## Document page transcription items
============
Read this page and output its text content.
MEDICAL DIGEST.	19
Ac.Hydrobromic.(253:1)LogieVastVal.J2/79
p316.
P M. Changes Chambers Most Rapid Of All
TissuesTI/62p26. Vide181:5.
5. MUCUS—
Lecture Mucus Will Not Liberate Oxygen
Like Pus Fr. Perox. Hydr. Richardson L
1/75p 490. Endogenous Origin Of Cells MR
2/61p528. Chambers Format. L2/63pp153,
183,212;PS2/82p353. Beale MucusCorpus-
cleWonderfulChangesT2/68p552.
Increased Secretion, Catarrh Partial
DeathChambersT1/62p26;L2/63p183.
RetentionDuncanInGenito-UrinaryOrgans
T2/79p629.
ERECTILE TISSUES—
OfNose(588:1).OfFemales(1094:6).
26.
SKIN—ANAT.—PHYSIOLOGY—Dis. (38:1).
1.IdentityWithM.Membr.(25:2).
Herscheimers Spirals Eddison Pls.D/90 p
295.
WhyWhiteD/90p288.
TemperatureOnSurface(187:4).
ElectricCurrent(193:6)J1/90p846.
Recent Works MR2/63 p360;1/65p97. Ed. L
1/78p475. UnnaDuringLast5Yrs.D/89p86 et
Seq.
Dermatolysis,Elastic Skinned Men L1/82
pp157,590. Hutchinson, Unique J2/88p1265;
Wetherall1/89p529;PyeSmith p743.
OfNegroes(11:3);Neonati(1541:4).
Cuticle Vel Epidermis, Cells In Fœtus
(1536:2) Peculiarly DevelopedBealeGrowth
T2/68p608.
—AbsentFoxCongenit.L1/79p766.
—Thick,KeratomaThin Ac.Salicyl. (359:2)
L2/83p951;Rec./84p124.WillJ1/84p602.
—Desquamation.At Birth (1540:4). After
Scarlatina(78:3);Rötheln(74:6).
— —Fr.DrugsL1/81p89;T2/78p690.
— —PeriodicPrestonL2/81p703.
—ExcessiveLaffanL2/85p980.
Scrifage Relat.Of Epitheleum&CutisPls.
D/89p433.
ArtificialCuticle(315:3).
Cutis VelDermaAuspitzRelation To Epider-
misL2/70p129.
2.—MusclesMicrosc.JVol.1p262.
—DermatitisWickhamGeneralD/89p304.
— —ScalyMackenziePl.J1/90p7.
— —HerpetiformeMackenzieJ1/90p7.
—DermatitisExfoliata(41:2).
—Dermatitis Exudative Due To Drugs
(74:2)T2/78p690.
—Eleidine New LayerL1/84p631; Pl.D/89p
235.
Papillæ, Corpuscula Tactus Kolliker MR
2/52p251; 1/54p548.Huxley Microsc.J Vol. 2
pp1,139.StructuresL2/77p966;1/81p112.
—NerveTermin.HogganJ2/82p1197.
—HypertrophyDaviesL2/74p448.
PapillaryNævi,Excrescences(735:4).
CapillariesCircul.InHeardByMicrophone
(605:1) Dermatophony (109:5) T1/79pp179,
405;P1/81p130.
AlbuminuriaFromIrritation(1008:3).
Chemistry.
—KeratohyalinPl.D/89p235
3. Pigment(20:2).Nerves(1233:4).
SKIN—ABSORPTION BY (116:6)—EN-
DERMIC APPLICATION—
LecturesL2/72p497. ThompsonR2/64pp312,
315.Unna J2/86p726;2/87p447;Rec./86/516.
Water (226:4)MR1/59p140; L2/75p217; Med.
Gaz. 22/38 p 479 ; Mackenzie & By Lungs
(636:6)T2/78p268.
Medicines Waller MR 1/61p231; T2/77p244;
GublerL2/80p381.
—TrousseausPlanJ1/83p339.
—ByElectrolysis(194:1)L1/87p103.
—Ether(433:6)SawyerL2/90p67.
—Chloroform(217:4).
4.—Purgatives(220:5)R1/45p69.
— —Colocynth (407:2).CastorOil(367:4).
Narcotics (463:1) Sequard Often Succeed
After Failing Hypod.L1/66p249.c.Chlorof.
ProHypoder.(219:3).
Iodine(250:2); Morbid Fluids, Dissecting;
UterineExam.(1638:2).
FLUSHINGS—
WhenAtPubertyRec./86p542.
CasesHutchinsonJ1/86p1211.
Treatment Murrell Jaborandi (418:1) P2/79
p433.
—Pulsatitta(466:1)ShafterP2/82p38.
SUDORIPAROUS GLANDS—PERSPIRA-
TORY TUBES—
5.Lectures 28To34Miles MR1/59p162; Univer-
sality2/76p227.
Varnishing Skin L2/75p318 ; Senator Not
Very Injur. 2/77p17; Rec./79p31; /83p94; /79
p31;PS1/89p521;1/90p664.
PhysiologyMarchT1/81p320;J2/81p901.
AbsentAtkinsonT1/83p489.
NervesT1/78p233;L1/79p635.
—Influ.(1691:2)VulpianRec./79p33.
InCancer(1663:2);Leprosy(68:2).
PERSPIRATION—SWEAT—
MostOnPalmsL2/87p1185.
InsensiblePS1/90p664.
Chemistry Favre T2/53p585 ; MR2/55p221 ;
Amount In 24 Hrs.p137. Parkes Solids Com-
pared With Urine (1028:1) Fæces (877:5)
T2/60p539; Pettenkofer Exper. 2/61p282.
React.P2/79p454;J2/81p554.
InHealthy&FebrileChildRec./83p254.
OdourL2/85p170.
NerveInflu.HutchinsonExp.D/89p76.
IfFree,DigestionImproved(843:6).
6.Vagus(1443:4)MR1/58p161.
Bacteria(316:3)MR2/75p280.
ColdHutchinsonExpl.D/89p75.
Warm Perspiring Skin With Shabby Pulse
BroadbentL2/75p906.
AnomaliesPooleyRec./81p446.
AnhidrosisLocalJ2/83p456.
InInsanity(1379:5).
============
## Exercise goal
Scan the records for the string "Cells". Copy each line in which it appears.

## Answer for this exercise
1/75p 490. Endogenous Origin Of Cells MR
Cuticle Vel Epidermis, Cells In Fœtus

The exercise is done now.